▸ **Extracted entries**:
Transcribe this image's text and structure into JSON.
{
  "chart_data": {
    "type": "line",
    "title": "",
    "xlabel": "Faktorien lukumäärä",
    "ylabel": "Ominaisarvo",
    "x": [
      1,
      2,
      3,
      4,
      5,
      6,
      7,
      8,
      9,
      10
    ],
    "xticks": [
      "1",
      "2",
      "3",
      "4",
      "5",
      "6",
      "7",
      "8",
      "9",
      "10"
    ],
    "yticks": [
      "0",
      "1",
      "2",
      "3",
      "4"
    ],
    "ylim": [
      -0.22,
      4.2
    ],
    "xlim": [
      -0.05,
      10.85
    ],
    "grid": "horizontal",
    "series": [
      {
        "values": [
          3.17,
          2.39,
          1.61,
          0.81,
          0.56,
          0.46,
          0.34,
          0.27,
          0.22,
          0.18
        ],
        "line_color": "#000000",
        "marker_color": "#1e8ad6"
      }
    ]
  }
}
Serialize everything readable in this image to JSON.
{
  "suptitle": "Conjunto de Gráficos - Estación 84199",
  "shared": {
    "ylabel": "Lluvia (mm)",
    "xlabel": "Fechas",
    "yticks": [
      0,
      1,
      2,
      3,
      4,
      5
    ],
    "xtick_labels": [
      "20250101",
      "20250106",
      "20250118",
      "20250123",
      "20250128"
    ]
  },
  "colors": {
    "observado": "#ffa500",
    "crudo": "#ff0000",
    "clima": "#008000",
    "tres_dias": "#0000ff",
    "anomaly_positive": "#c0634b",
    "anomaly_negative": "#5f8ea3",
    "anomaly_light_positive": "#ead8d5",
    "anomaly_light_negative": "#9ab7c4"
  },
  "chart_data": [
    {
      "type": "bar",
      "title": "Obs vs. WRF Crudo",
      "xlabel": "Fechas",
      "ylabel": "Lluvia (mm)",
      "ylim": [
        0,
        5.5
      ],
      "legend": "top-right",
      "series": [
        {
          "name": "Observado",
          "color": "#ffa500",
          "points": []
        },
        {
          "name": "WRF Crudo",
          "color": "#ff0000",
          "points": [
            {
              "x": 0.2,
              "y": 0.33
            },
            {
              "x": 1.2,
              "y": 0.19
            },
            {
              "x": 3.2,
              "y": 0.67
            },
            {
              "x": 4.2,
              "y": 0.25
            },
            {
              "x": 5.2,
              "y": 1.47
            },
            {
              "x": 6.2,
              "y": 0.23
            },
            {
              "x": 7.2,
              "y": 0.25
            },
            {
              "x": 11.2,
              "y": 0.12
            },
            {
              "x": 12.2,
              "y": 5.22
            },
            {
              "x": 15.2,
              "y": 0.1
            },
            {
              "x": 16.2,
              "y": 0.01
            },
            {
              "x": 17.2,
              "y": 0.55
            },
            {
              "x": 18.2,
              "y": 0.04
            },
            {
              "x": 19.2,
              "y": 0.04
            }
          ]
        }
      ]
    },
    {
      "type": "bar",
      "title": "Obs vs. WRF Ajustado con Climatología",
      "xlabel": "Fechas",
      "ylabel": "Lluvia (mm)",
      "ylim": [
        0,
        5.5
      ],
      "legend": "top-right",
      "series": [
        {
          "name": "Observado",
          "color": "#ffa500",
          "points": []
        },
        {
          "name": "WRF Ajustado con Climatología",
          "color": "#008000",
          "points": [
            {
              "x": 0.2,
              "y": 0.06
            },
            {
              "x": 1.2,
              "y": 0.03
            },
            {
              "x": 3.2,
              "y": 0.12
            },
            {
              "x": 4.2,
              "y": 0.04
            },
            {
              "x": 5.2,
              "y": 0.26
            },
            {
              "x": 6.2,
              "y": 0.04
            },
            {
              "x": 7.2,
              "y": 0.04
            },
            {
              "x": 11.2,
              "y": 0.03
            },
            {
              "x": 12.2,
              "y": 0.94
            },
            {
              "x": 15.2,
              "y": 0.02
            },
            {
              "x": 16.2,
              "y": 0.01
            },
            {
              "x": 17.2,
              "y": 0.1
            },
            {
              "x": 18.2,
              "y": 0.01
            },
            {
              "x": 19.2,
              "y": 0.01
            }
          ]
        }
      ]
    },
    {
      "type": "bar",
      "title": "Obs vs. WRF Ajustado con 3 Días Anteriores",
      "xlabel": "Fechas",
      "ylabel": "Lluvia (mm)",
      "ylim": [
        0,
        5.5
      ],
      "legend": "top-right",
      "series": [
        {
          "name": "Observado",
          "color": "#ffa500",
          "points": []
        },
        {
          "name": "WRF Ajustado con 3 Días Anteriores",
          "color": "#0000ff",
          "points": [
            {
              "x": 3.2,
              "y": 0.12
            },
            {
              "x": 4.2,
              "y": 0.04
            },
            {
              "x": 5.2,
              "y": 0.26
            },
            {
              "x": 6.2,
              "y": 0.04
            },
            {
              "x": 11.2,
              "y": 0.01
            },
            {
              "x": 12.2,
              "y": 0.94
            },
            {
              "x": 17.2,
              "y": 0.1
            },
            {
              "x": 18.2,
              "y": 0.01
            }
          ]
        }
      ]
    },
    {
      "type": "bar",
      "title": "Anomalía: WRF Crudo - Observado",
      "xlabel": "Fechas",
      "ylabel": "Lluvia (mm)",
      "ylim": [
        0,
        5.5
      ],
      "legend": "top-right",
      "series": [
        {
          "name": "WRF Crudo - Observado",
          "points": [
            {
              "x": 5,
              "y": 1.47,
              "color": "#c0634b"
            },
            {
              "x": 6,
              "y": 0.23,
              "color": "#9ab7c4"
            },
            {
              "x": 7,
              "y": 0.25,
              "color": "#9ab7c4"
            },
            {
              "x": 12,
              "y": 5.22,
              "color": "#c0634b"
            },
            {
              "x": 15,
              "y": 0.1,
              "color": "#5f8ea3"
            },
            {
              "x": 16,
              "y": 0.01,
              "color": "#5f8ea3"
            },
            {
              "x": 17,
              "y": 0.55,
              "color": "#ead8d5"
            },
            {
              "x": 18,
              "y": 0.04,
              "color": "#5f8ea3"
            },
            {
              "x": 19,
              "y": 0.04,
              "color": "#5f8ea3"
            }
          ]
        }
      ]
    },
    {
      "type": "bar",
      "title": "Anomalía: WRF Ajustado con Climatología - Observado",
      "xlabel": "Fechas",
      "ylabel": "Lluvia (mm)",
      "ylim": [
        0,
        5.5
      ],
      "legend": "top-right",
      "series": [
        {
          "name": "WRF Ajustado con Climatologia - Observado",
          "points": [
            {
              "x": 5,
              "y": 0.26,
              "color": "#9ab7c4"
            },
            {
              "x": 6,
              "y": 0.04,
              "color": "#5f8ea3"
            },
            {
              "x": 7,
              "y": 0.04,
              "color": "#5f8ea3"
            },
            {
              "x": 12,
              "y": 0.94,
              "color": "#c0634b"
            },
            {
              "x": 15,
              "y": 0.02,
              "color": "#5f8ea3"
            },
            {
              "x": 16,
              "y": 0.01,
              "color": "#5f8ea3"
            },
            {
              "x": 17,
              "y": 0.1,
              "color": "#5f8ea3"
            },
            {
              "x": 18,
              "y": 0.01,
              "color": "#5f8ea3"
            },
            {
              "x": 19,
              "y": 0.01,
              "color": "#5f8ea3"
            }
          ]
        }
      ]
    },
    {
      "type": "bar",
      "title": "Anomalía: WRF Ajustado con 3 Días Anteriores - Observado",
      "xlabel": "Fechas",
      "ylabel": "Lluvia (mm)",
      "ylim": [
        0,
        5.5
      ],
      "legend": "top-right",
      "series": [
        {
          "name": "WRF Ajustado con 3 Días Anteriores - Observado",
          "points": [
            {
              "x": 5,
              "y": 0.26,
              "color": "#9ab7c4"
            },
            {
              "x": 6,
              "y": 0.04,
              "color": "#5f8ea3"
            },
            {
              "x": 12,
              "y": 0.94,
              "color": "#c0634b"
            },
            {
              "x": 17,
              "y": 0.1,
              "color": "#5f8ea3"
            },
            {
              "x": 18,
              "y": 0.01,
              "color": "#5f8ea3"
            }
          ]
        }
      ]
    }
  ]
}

▸ **Task goal**: Among the records above, find each line holding the string "Anteriores" and pull it out.

▸ **Finished answer**:
      "title": "Obs vs. WRF Ajustado con 3 Días Anteriores",
          "name": "WRF Ajustado con 3 Días Anteriores",
      "title": "Anomalía: WRF Ajustado con 3 Días Anteriores - Observado",
          "name": "WRF Ajustado con 3 Días Anteriores - Observado",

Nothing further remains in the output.